**Extracted records:**
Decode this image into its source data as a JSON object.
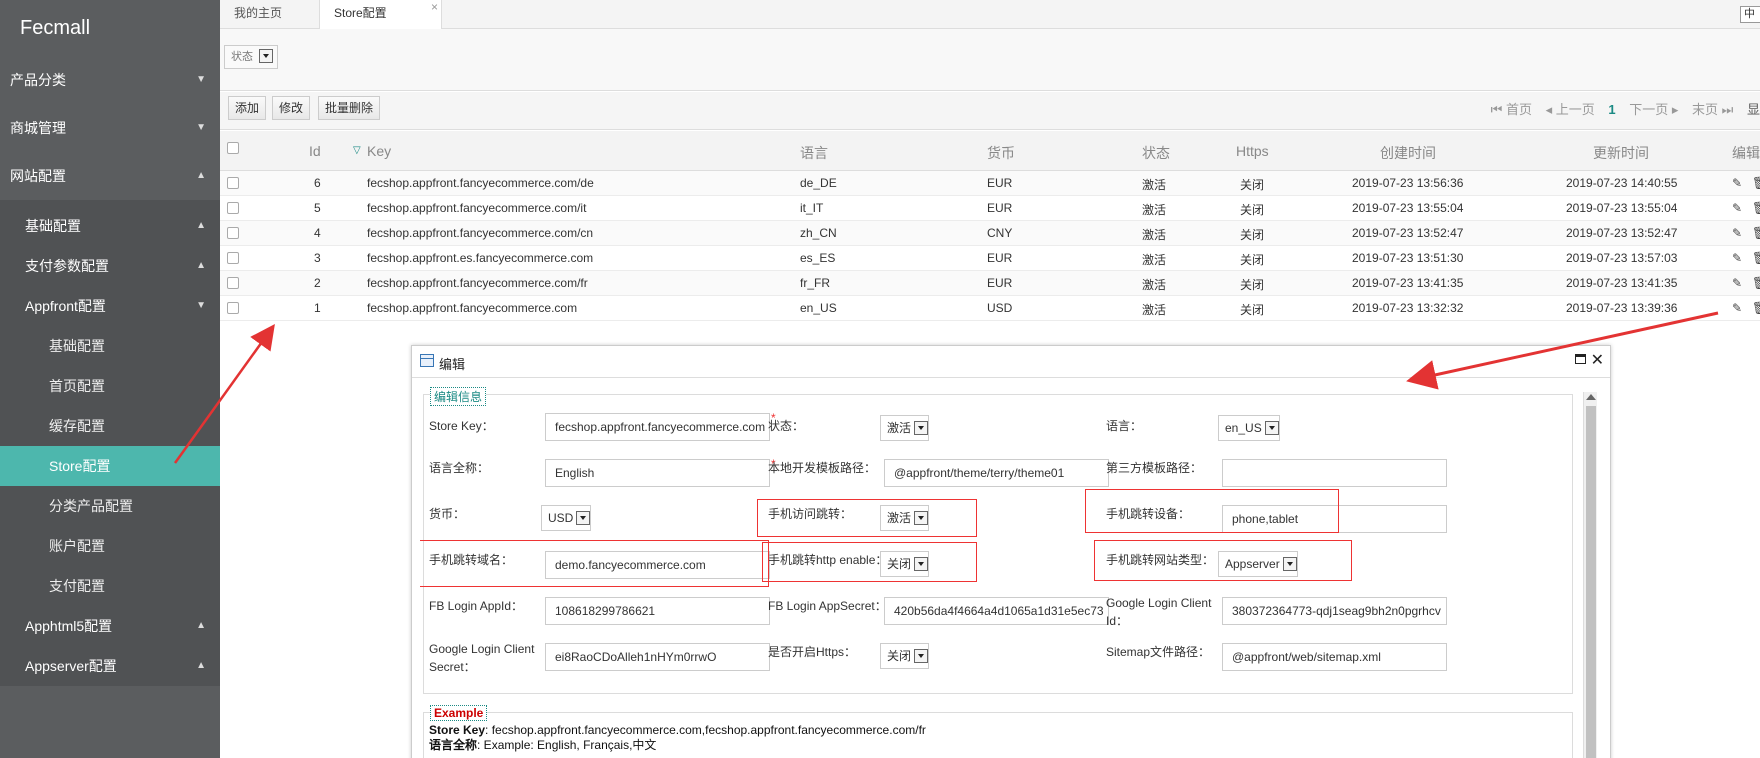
{
  "app": {
    "logo": "Fecmall"
  },
  "sidebar": {
    "top_items": [
      {
        "label": "产品分类"
      },
      {
        "label": "商城管理"
      },
      {
        "label": "网站配置"
      }
    ],
    "sub_items": [
      {
        "label": "基础配置"
      },
      {
        "label": "支付参数配置"
      },
      {
        "label": "Appfront配置"
      }
    ],
    "appfront_items": [
      {
        "label": "基础配置"
      },
      {
        "label": "首页配置"
      },
      {
        "label": "缓存配置"
      },
      {
        "label": "Store配置"
      },
      {
        "label": "分类产品配置"
      },
      {
        "label": "账户配置"
      },
      {
        "label": "支付配置"
      }
    ],
    "tail_items": [
      {
        "label": "Apphtml5配置"
      },
      {
        "label": "Appserver配置"
      }
    ]
  },
  "tabs": [
    {
      "label": "我的主页"
    },
    {
      "label": "Store配置",
      "close": "×"
    }
  ],
  "lang_box": "中",
  "filter": {
    "status_label": "状态"
  },
  "toolbar": {
    "add": "添加",
    "edit": "修改",
    "batch_delete": "批量删除"
  },
  "pager": {
    "first": "首页",
    "prev": "上一页",
    "current": "1",
    "next": "下一页",
    "last": "末页",
    "extra": "显"
  },
  "table": {
    "headers": {
      "id": "Id",
      "key": "Key",
      "lang": "语言",
      "currency": "货币",
      "status": "状态",
      "https": "Https",
      "created": "创建时间",
      "updated": "更新时间",
      "edit": "编辑"
    },
    "rows": [
      {
        "id": "6",
        "key": "fecshop.appfront.fancyecommerce.com/de",
        "lang": "de_DE",
        "currency": "EUR",
        "status": "激活",
        "https": "关闭",
        "created": "2019-07-23 13:56:36",
        "updated": "2019-07-23 14:40:55"
      },
      {
        "id": "5",
        "key": "fecshop.appfront.fancyecommerce.com/it",
        "lang": "it_IT",
        "currency": "EUR",
        "status": "激活",
        "https": "关闭",
        "created": "2019-07-23 13:55:04",
        "updated": "2019-07-23 13:55:04"
      },
      {
        "id": "4",
        "key": "fecshop.appfront.fancyecommerce.com/cn",
        "lang": "zh_CN",
        "currency": "CNY",
        "status": "激活",
        "https": "关闭",
        "created": "2019-07-23 13:52:47",
        "updated": "2019-07-23 13:52:47"
      },
      {
        "id": "3",
        "key": "fecshop.appfront.es.fancyecommerce.com",
        "lang": "es_ES",
        "currency": "EUR",
        "status": "激活",
        "https": "关闭",
        "created": "2019-07-23 13:51:30",
        "updated": "2019-07-23 13:57:03"
      },
      {
        "id": "2",
        "key": "fecshop.appfront.fancyecommerce.com/fr",
        "lang": "fr_FR",
        "currency": "EUR",
        "status": "激活",
        "https": "关闭",
        "created": "2019-07-23 13:41:35",
        "updated": "2019-07-23 13:41:35"
      },
      {
        "id": "1",
        "key": "fecshop.appfront.fancyecommerce.com",
        "lang": "en_US",
        "currency": "USD",
        "status": "激活",
        "https": "关闭",
        "created": "2019-07-23 13:32:32",
        "updated": "2019-07-23 13:39:36"
      }
    ]
  },
  "modal": {
    "title": "编辑",
    "legend": "编辑信息",
    "fields": {
      "store_key_label": "Store Key：",
      "store_key_value": "fecshop.appfront.fancyecommerce.com",
      "status_label": "状态：",
      "status_value": "激活",
      "lang_label": "语言：",
      "lang_value": "en_US",
      "lang_name_label": "语言全称：",
      "lang_name_value": "English",
      "local_theme_label": "本地开发模板路径：",
      "local_theme_value": "@appfront/theme/terry/theme01",
      "third_theme_label": "第三方模板路径：",
      "third_theme_value": "",
      "currency_label": "货币：",
      "currency_value": "USD",
      "mobile_redirect_label": "手机访问跳转：",
      "mobile_redirect_value": "激活",
      "mobile_device_label": "手机跳转设备：",
      "mobile_device_value": "phone,tablet",
      "mobile_domain_label": "手机跳转域名：",
      "mobile_domain_value": "demo.fancyecommerce.com",
      "mobile_https_label": "手机跳转http enable：",
      "mobile_https_value": "关闭",
      "mobile_type_label": "手机跳转网站类型：",
      "mobile_type_value": "Appserver",
      "fb_appid_label": "FB Login AppId：",
      "fb_appid_value": "108618299786621",
      "fb_secret_label": "FB Login AppSecret：",
      "fb_secret_value": "420b56da4f4664a4d1065a1d31e5ec73",
      "google_id_label_1": "Google Login Client",
      "google_id_label_2": "Id：",
      "google_id_value": "380372364773-qdj1seag9bh2n0pgrhcv",
      "google_secret_label_1": "Google Login Client",
      "google_secret_label_2": "Secret：",
      "google_secret_value": "ei8RaoCDoAlleh1nHYm0rrwO",
      "https_label": "是否开启Https：",
      "https_value": "关闭",
      "sitemap_label": "Sitemap文件路径：",
      "sitemap_value": "@appfront/web/sitemap.xml"
    },
    "example": {
      "legend": "Example",
      "line1_key": "Store Key",
      "line1_val": ": fecshop.appfront.fancyecommerce.com,fecshop.appfront.fancyecommerce.com/fr",
      "line2_key": "语言全称",
      "line2_val": ": Example: English, Français,中文"
    }
  },
  "colors": {
    "sidebar_bg": "#5b5d5f",
    "active_item": "#4db7ad",
    "accent": "#1b8a84",
    "annotation_red": "#e33333"
  }
}
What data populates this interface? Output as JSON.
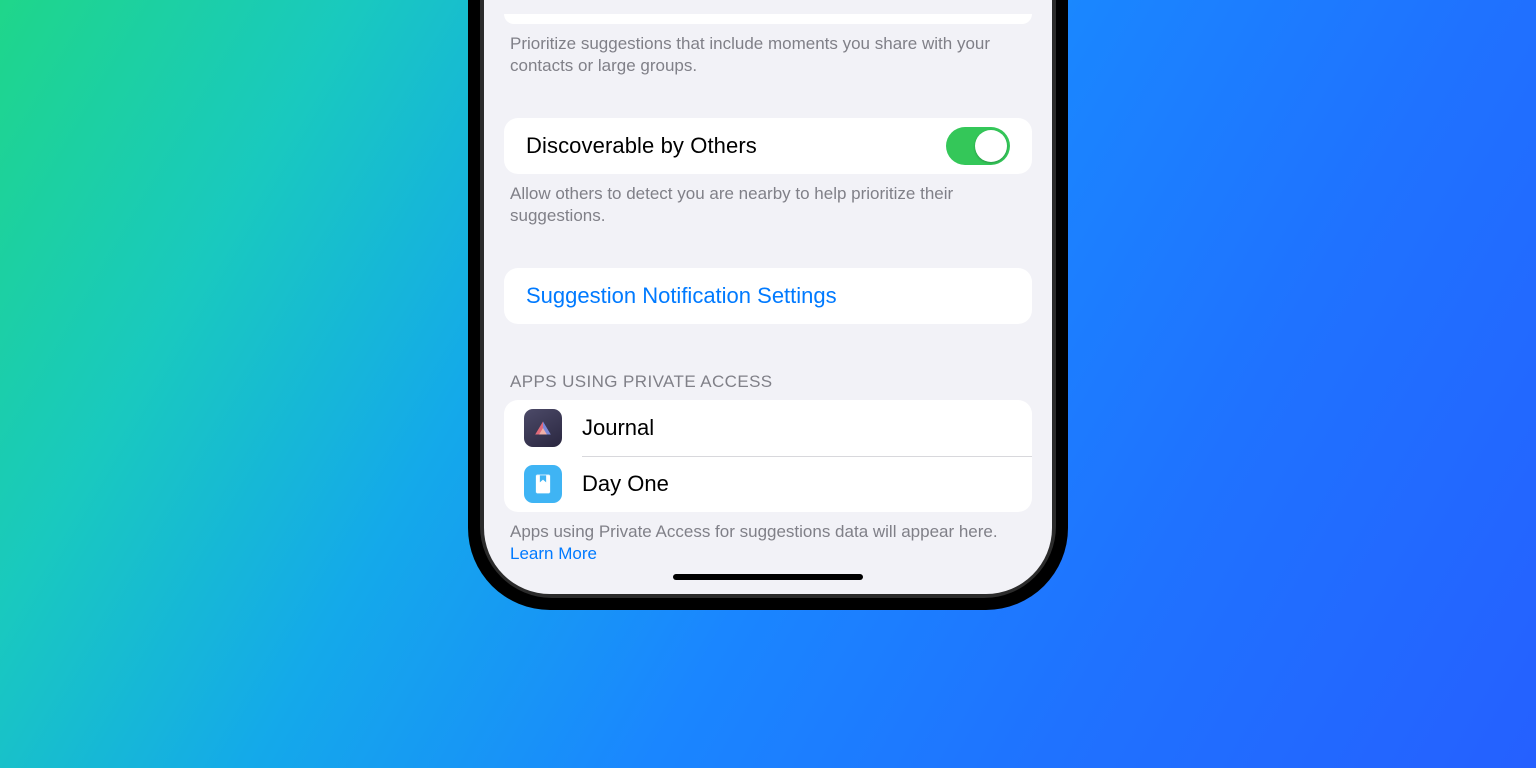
{
  "section1": {
    "footer": "Prioritize suggestions that include moments you share with your contacts or large groups."
  },
  "discoverable": {
    "label": "Discoverable by Others",
    "enabled": true,
    "footer": "Allow others to detect you are nearby to help prioritize their suggestions."
  },
  "notificationSettings": {
    "label": "Suggestion Notification Settings"
  },
  "appsSection": {
    "header": "APPS USING PRIVATE ACCESS",
    "apps": [
      {
        "name": "Journal"
      },
      {
        "name": "Day One"
      }
    ],
    "footer": "Apps using Private Access for suggestions data will appear here. ",
    "learnMore": "Learn More"
  }
}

**Set exercise:** Pictures in the records must not appear in the copy; transcribe everything else precisely.

**Completed exercise:**
Decode this image into its source data as a JSON object.
{
  "app": {
    "logo": "Fecmall"
  },
  "sidebar": {
    "top_items": [
      {
        "label": "产品分类"
      },
      {
        "label": "商城管理"
      },
      {
        "label": "网站配置"
      }
    ],
    "sub_items": [
      {
        "label": "基础配置"
      },
      {
        "label": "支付参数配置"
      },
      {
        "label": "Appfront配置"
      }
    ],
    "appfront_items": [
      {
        "label": "基础配置"
      },
      {
        "label": "首页配置"
      },
      {
        "label": "缓存配置"
      },
      {
        "label": "Store配置"
      },
      {
        "label": "分类产品配置"
      },
      {
        "label": "账户配置"
      },
      {
        "label": "支付配置"
      }
    ],
    "tail_items": [
      {
        "label": "Apphtml5配置"
      },
      {
        "label": "Appserver配置"
      }
    ]
  },
  "tabs": [
    {
      "label": "我的主页"
    },
    {
      "label": "Store配置",
      "close": "×"
    }
  ],
  "lang_box": "中",
  "filter": {
    "status_label": "状态"
  },
  "toolbar": {
    "add": "添加",
    "edit": "修改",
    "batch_delete": "批量删除"
  },
  "pager": {
    "first": "首页",
    "prev": "上一页",
    "current": "1",
    "next": "下一页",
    "last": "末页",
    "extra": "显"
  },
  "table": {
    "headers": {
      "id": "Id",
      "key": "Key",
      "lang": "语言",
      "currency": "货币",
      "status": "状态",
      "https": "Https",
      "created": "创建时间",
      "updated": "更新时间",
      "edit": "编辑"
    },
    "rows": [
      {
        "id": "6",
        "key": "fecshop.appfront.fancyecommerce.com/de",
        "lang": "de_DE",
        "currency": "EUR",
        "status": "激活",
        "https": "关闭",
        "created": "2019-07-23 13:56:36",
        "updated": "2019-07-23 14:40:55"
      },
      {
        "id": "5",
        "key": "fecshop.appfront.fancyecommerce.com/it",
        "lang": "it_IT",
        "currency": "EUR",
        "status": "激活",
        "https": "关闭",
        "created": "2019-07-23 13:55:04",
        "updated": "2019-07-23 13:55:04"
      },
      {
        "id": "4",
        "key": "fecshop.appfront.fancyecommerce.com/cn",
        "lang": "zh_CN",
        "currency": "CNY",
        "status": "激活",
        "https": "关闭",
        "created": "2019-07-23 13:52:47",
        "updated": "2019-07-23 13:52:47"
      },
      {
        "id": "3",
        "key": "fecshop.appfront.es.fancyecommerce.com",
        "lang": "es_ES",
        "currency": "EUR",
        "status": "激活",
        "https": "关闭",
        "created": "2019-07-23 13:51:30",
        "updated": "2019-07-23 13:57:03"
      },
      {
        "id": "2",
        "key": "fecshop.appfront.fancyecommerce.com/fr",
        "lang": "fr_FR",
        "currency": "EUR",
        "status": "激活",
        "https": "关闭",
        "created": "2019-07-23 13:41:35",
        "updated": "2019-07-23 13:41:35"
      },
      {
        "id": "1",
        "key": "fecshop.appfront.fancyecommerce.com",
        "lang": "en_US",
        "currency": "USD",
        "status": "激活",
        "https": "关闭",
        "created": "2019-07-23 13:32:32",
        "updated": "2019-07-23 13:39:36"
      }
    ]
  },
  "modal": {
    "title": "编辑",
    "legend": "编辑信息",
    "fields": {
      "store_key_label": "Store Key：",
      "store_key_value": "fecshop.appfront.fancyecommerce.com",
      "status_label": "状态：",
      "status_value": "激活",
      "lang_label": "语言：",
      "lang_value": "en_US",
      "lang_name_label": "语言全称：",
      "lang_name_value": "English",
      "local_theme_label": "本地开发模板路径：",
      "local_theme_value": "@appfront/theme/terry/theme01",
      "third_theme_label": "第三方模板路径：",
      "third_theme_value": "",
      "currency_label": "货币：",
      "currency_value": "USD",
      "mobile_redirect_label": "手机访问跳转：",
      "mobile_redirect_value": "激活",
      "mobile_device_label": "手机跳转设备：",
      "mobile_device_value": "phone,tablet",
      "mobile_domain_label": "手机跳转域名：",
      "mobile_domain_value": "demo.fancyecommerce.com",
      "mobile_https_label": "手机跳转http enable：",
      "mobile_https_value": "关闭",
      "mobile_type_label": "手机跳转网站类型：",
      "mobile_type_value": "Appserver",
      "fb_appid_label": "FB Login AppId：",
      "fb_appid_value": "108618299786621",
      "fb_secret_label": "FB Login AppSecret：",
      "fb_secret_value": "420b56da4f4664a4d1065a1d31e5ec73",
      "google_id_label_1": "Google Login Client",
      "google_id_label_2": "Id：",
      "google_id_value": "380372364773-qdj1seag9bh2n0pgrhcv",
      "google_secret_label_1": "Google Login Client",
      "google_secret_label_2": "Secret：",
      "google_secret_value": "ei8RaoCDoAlleh1nHYm0rrwO",
      "https_label": "是否开启Https：",
      "https_value": "关闭",
      "sitemap_label": "Sitemap文件路径：",
      "sitemap_value": "@appfront/web/sitemap.xml"
    },
    "example": {
      "legend": "Example",
      "line1_key": "Store Key",
      "line1_val": ": fecshop.appfront.fancyecommerce.com,fecshop.appfront.fancyecommerce.com/fr",
      "line2_key": "语言全称",
      "line2_val": ": Example: English, Français,中文"
    }
  },
  "colors": {
    "sidebar_bg": "#5b5d5f",
    "active_item": "#4db7ad",
    "accent": "#1b8a84",
    "annotation_red": "#e33333"
  }
}
What data populates this interface? Output as JSON.
{
  "section1": {
    "footer": "Prioritize suggestions that include moments you share with your contacts or large groups."
  },
  "discoverable": {
    "label": "Discoverable by Others",
    "enabled": true,
    "footer": "Allow others to detect you are nearby to help prioritize their suggestions."
  },
  "notificationSettings": {
    "label": "Suggestion Notification Settings"
  },
  "appsSection": {
    "header": "APPS USING PRIVATE ACCESS",
    "apps": [
      {
        "name": "Journal"
      },
      {
        "name": "Day One"
      }
    ],
    "footer": "Apps using Private Access for suggestions data will appear here. ",
    "learnMore": "Learn More"
  }
}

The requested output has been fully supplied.